## GIVEN PROBLEM:
Go through the material and tally the lines containing the string "growth". Give the total alone.

______

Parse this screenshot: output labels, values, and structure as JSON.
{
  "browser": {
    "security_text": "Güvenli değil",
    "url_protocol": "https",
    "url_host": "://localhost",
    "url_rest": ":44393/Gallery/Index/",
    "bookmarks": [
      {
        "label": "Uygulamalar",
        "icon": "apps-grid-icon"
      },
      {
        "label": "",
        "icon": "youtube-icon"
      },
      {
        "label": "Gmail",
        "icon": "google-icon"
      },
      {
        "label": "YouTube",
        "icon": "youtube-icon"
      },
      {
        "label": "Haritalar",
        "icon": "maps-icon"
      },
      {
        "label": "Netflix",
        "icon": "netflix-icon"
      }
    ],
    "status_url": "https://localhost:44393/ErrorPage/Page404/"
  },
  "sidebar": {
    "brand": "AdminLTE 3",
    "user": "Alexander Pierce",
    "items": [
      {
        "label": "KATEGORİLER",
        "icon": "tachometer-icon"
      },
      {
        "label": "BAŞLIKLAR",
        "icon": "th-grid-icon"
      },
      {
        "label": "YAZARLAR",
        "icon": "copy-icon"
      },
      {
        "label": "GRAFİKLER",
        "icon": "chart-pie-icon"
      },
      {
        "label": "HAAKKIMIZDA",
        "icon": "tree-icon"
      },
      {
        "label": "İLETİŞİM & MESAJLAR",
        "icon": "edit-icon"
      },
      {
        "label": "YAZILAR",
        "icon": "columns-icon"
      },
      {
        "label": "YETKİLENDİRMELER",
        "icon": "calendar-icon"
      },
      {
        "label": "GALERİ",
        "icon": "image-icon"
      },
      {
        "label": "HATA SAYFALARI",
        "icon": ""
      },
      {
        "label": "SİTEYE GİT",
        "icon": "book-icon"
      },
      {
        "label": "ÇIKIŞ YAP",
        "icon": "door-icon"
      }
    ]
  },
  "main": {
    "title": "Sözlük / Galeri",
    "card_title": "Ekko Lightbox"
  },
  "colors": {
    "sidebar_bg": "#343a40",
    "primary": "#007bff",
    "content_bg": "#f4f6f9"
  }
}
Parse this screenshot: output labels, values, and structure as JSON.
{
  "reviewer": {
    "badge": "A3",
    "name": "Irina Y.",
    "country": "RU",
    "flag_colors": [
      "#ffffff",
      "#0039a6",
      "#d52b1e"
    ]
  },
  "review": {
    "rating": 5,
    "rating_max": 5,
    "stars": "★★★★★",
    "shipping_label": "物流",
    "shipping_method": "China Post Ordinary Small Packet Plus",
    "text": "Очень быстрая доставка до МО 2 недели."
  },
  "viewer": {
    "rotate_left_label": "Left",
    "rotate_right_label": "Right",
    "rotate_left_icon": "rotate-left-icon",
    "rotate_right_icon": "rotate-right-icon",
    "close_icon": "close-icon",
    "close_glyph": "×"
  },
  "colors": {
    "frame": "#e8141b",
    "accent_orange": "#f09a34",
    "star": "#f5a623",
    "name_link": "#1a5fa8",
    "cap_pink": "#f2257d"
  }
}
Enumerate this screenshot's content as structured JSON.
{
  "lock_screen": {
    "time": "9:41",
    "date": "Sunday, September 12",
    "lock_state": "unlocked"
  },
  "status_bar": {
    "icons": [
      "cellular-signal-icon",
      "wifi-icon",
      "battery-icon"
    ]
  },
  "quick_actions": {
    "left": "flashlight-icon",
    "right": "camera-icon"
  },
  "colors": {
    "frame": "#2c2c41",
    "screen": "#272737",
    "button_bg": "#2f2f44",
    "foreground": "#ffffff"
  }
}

______

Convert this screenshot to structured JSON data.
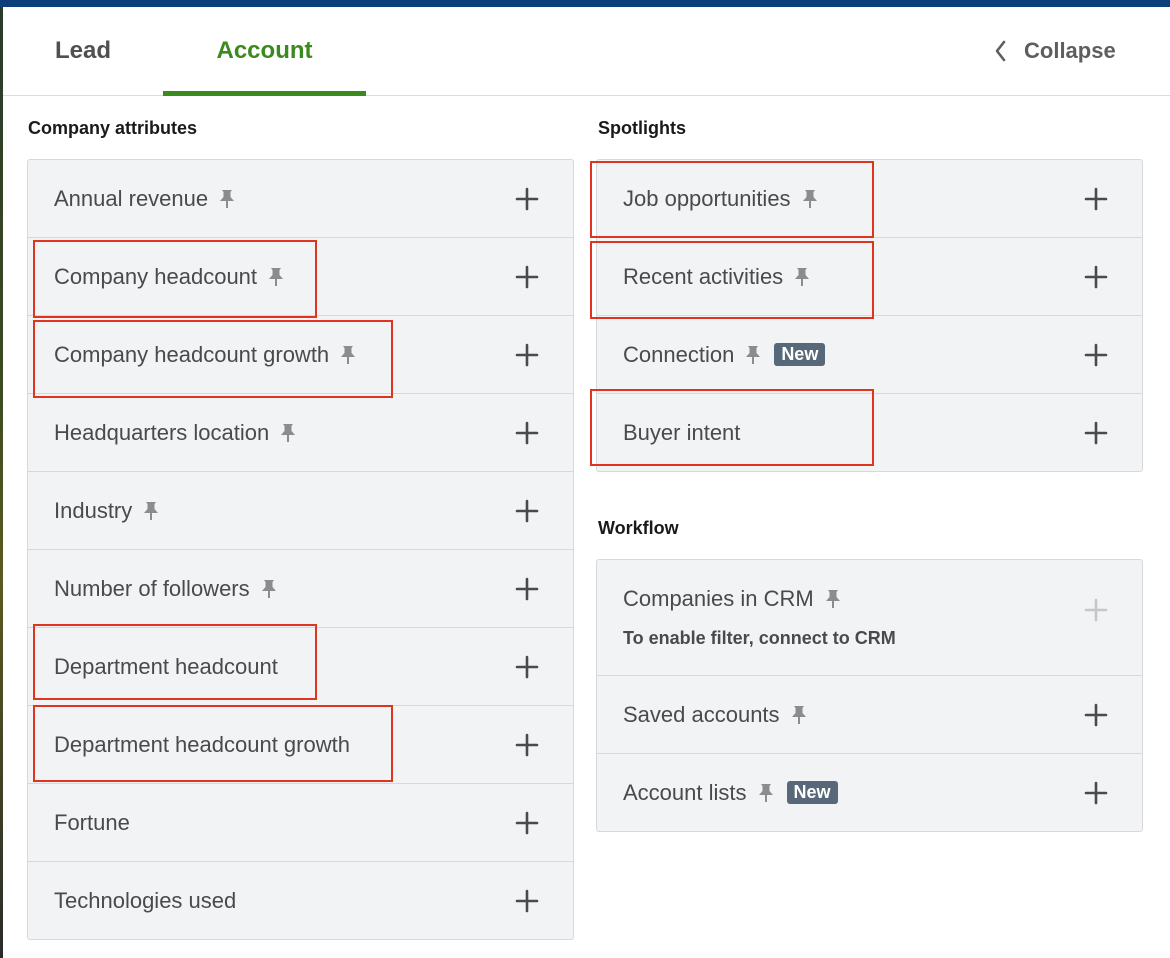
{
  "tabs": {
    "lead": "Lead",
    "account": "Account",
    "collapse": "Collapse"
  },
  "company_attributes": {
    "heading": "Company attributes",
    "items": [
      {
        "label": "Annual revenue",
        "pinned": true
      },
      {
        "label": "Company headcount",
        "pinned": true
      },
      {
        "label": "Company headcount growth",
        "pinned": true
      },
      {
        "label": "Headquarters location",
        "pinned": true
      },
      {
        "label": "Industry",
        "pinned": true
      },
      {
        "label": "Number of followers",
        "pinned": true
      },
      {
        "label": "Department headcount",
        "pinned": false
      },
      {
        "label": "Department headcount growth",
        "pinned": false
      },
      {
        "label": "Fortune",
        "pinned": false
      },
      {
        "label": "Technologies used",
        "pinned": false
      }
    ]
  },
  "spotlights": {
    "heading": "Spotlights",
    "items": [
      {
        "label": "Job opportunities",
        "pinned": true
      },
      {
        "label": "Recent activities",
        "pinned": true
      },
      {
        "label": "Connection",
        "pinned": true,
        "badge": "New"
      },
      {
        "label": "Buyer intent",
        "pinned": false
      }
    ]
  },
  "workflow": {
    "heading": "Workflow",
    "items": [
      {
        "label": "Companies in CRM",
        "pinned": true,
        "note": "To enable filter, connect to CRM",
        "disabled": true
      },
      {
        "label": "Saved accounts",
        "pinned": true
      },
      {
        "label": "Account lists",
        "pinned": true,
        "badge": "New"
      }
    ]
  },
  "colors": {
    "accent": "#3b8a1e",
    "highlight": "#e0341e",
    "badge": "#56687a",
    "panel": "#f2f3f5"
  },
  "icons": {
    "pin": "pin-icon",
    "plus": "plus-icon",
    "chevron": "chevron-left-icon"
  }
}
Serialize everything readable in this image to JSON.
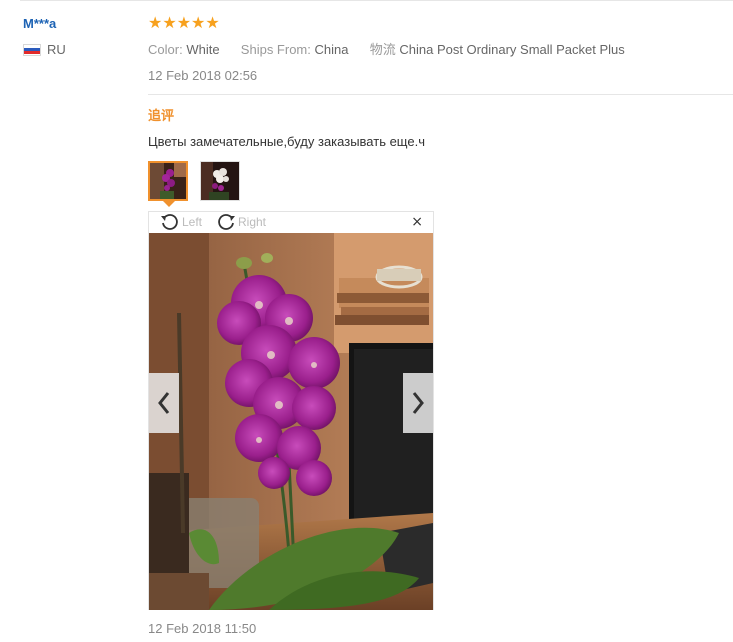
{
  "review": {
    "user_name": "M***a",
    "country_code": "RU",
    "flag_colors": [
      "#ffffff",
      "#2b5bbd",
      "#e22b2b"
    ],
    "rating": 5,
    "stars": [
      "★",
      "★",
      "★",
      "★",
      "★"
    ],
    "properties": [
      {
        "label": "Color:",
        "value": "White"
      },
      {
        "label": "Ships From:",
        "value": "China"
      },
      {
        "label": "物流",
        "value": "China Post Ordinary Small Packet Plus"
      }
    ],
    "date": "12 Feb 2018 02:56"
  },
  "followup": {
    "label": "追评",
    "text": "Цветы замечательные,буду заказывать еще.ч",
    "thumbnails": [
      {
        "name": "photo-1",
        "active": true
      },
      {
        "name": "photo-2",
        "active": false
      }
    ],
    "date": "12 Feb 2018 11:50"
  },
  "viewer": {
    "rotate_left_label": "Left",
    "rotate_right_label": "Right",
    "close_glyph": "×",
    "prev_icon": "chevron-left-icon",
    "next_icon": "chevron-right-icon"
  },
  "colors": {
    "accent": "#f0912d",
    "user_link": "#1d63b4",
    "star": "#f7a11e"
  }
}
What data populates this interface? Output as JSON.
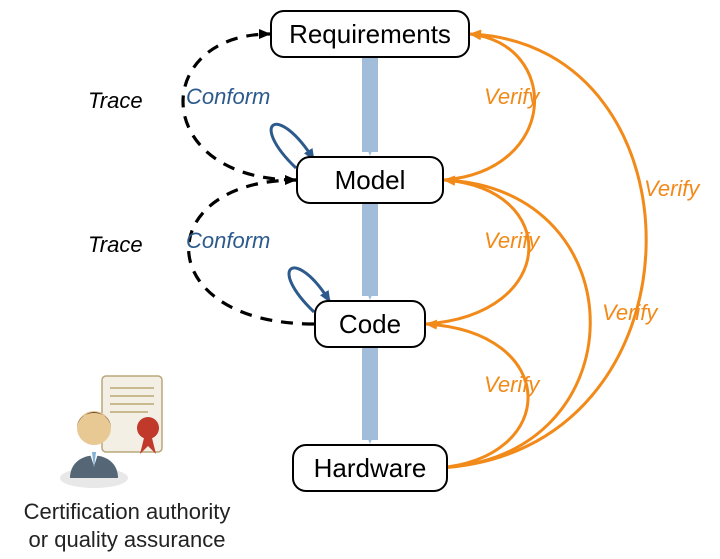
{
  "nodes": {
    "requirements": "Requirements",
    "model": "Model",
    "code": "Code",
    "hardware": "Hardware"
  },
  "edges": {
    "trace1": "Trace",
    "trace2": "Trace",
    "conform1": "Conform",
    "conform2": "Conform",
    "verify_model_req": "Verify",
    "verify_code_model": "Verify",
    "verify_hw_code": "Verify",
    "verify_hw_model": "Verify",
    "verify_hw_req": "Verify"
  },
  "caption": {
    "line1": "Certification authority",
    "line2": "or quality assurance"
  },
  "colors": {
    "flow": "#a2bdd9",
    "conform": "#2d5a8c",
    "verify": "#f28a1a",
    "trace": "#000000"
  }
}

______

## SOLUTION:
2